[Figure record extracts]
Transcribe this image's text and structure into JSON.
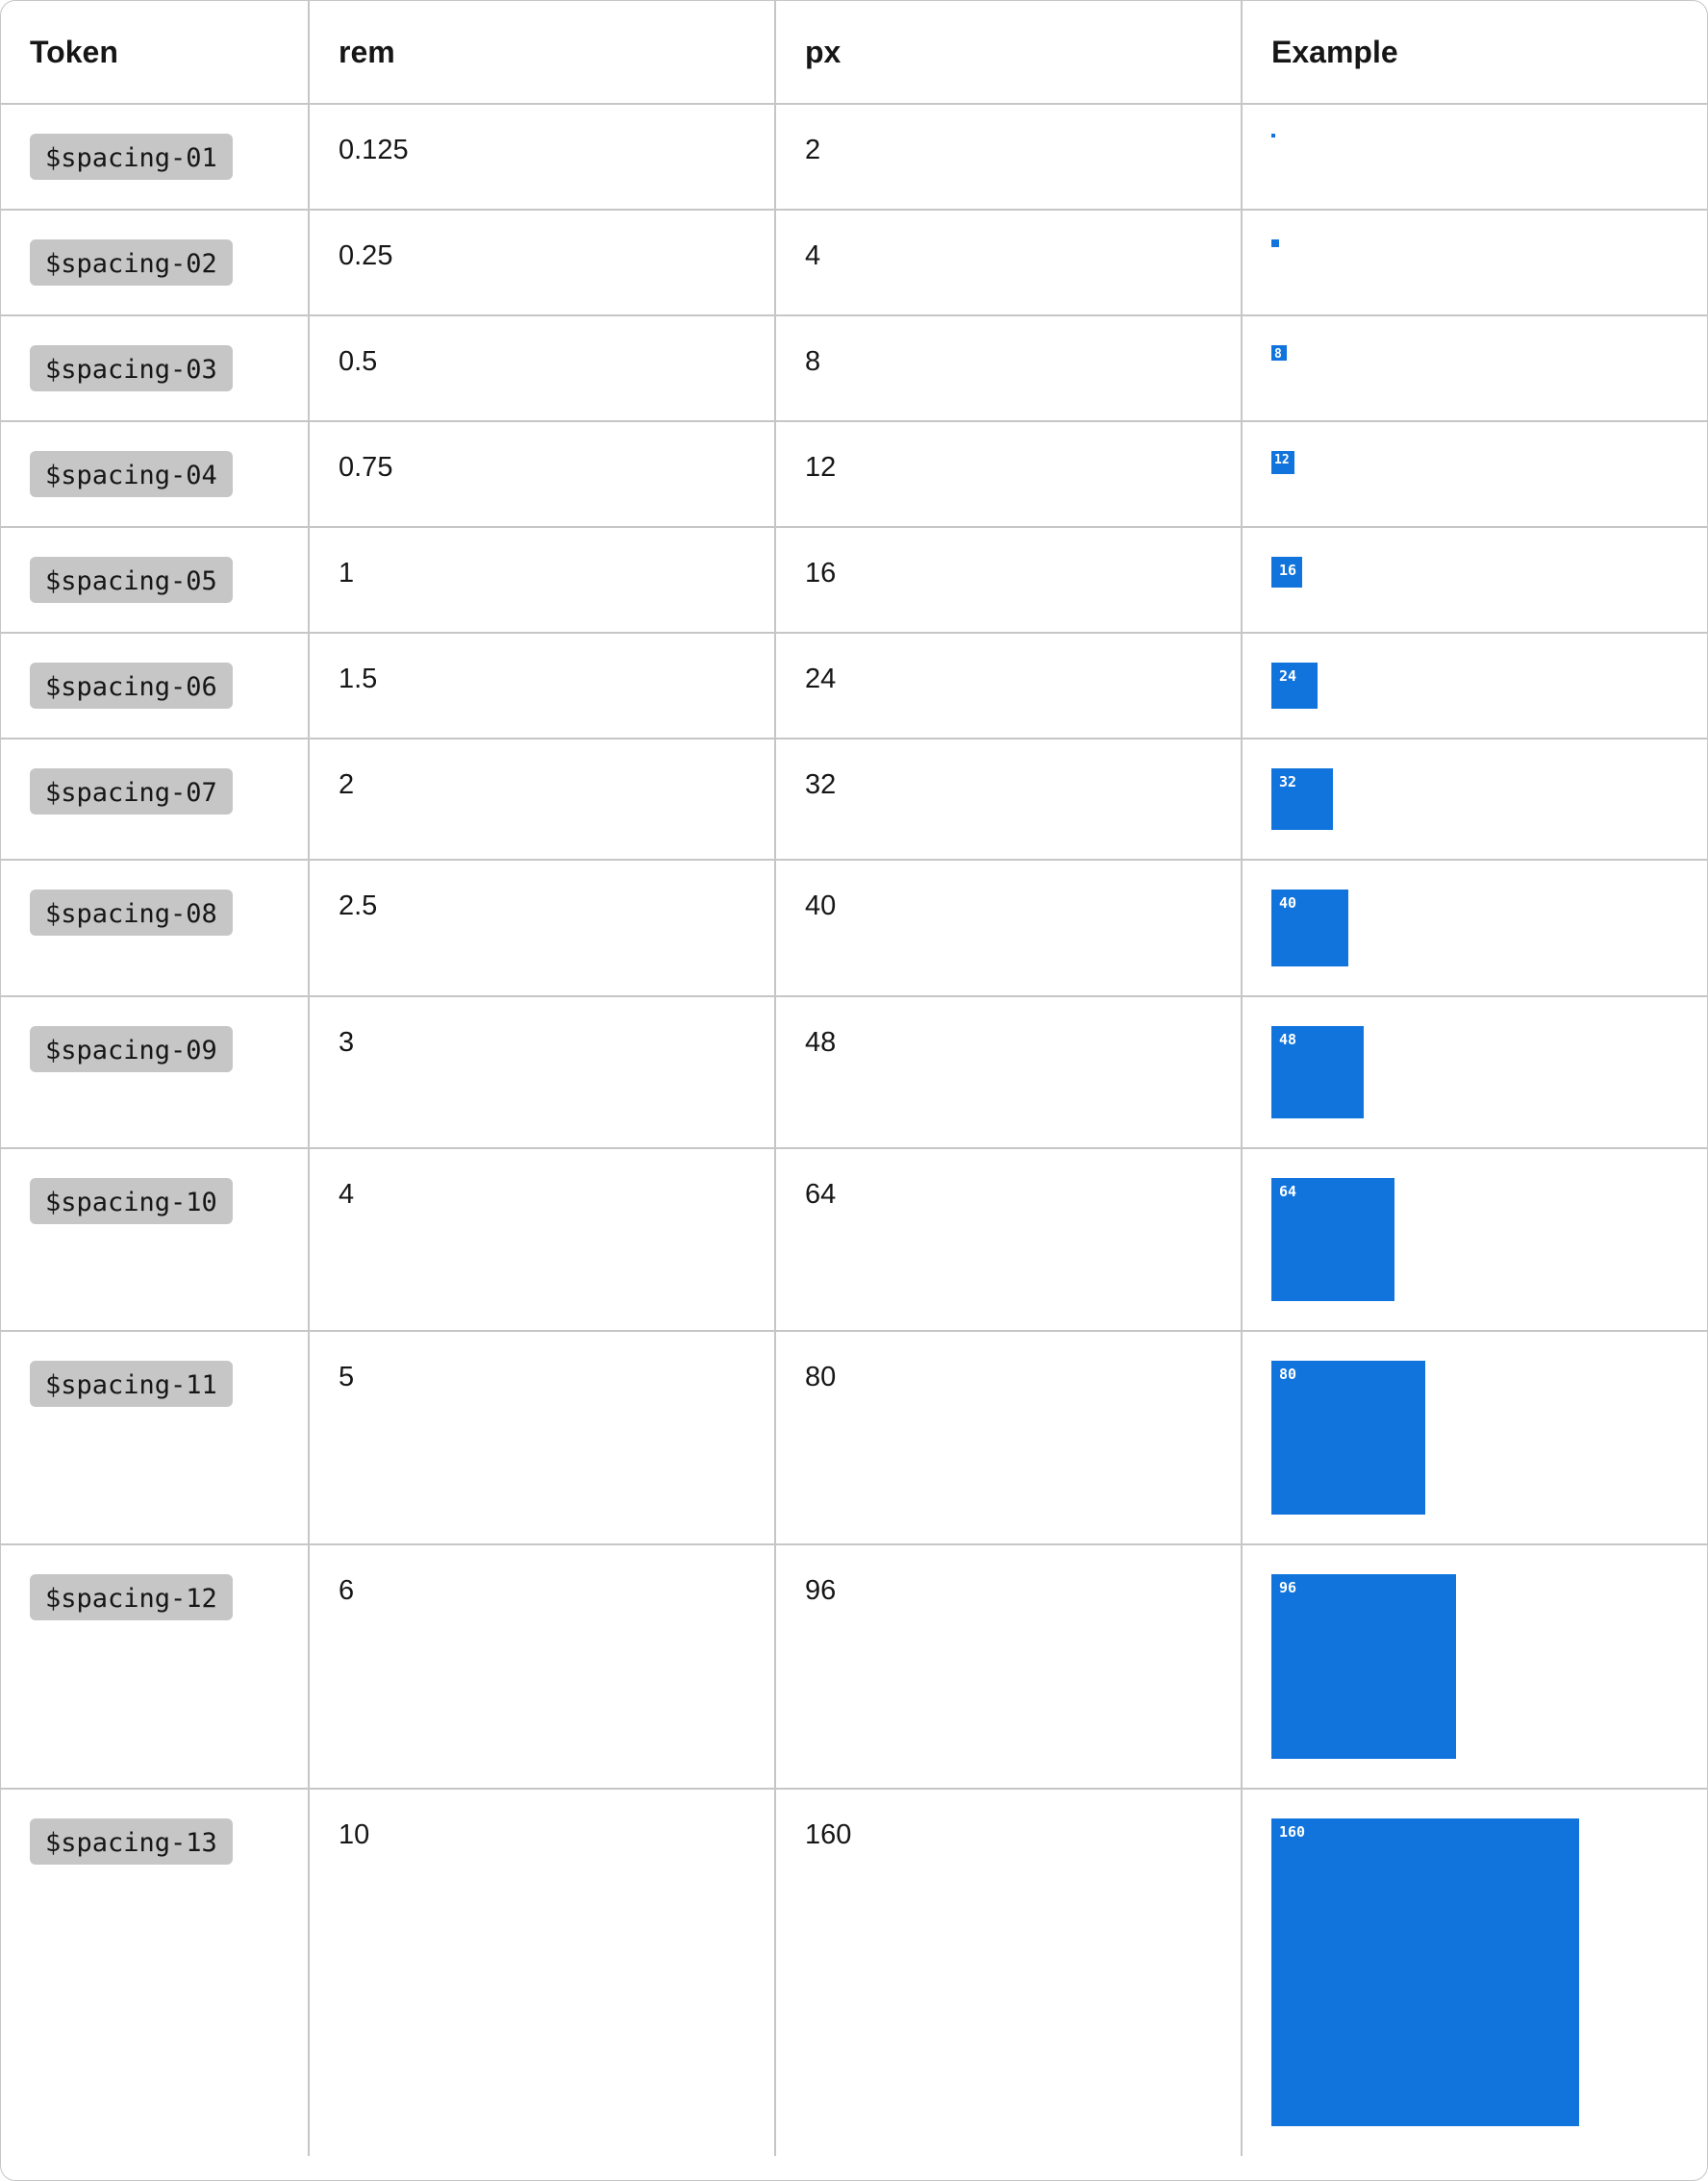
{
  "headers": {
    "token": "Token",
    "rem": "rem",
    "px": "px",
    "example": "Example"
  },
  "rows": [
    {
      "token": "$spacing-01",
      "rem": "0.125",
      "px": "2",
      "label": ""
    },
    {
      "token": "$spacing-02",
      "rem": "0.25",
      "px": "4",
      "label": ""
    },
    {
      "token": "$spacing-03",
      "rem": "0.5",
      "px": "8",
      "label": "8"
    },
    {
      "token": "$spacing-04",
      "rem": "0.75",
      "px": "12",
      "label": "12"
    },
    {
      "token": "$spacing-05",
      "rem": "1",
      "px": "16",
      "label": "16"
    },
    {
      "token": "$spacing-06",
      "rem": "1.5",
      "px": "24",
      "label": "24"
    },
    {
      "token": "$spacing-07",
      "rem": "2",
      "px": "32",
      "label": "32"
    },
    {
      "token": "$spacing-08",
      "rem": "2.5",
      "px": "40",
      "label": "40"
    },
    {
      "token": "$spacing-09",
      "rem": "3",
      "px": "48",
      "label": "48"
    },
    {
      "token": "$spacing-10",
      "rem": "4",
      "px": "64",
      "label": "64"
    },
    {
      "token": "$spacing-11",
      "rem": "5",
      "px": "80",
      "label": "80"
    },
    {
      "token": "$spacing-12",
      "rem": "6",
      "px": "96",
      "label": "96"
    },
    {
      "token": "$spacing-13",
      "rem": "10",
      "px": "160",
      "label": "160"
    }
  ],
  "colors": {
    "swatch": "#1174dd",
    "tag_bg": "#c6c6c6",
    "border": "#c6c6c6"
  }
}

**Job**
Without including any pictures, output all the entries above exactly.

**Task result**
Transcribe this image's text and structure into JSON.
{
  "headers": {
    "token": "Token",
    "rem": "rem",
    "px": "px",
    "example": "Example"
  },
  "rows": [
    {
      "token": "$spacing-01",
      "rem": "0.125",
      "px": "2",
      "label": ""
    },
    {
      "token": "$spacing-02",
      "rem": "0.25",
      "px": "4",
      "label": ""
    },
    {
      "token": "$spacing-03",
      "rem": "0.5",
      "px": "8",
      "label": "8"
    },
    {
      "token": "$spacing-04",
      "rem": "0.75",
      "px": "12",
      "label": "12"
    },
    {
      "token": "$spacing-05",
      "rem": "1",
      "px": "16",
      "label": "16"
    },
    {
      "token": "$spacing-06",
      "rem": "1.5",
      "px": "24",
      "label": "24"
    },
    {
      "token": "$spacing-07",
      "rem": "2",
      "px": "32",
      "label": "32"
    },
    {
      "token": "$spacing-08",
      "rem": "2.5",
      "px": "40",
      "label": "40"
    },
    {
      "token": "$spacing-09",
      "rem": "3",
      "px": "48",
      "label": "48"
    },
    {
      "token": "$spacing-10",
      "rem": "4",
      "px": "64",
      "label": "64"
    },
    {
      "token": "$spacing-11",
      "rem": "5",
      "px": "80",
      "label": "80"
    },
    {
      "token": "$spacing-12",
      "rem": "6",
      "px": "96",
      "label": "96"
    },
    {
      "token": "$spacing-13",
      "rem": "10",
      "px": "160",
      "label": "160"
    }
  ],
  "colors": {
    "swatch": "#1174dd",
    "tag_bg": "#c6c6c6",
    "border": "#c6c6c6"
  }
}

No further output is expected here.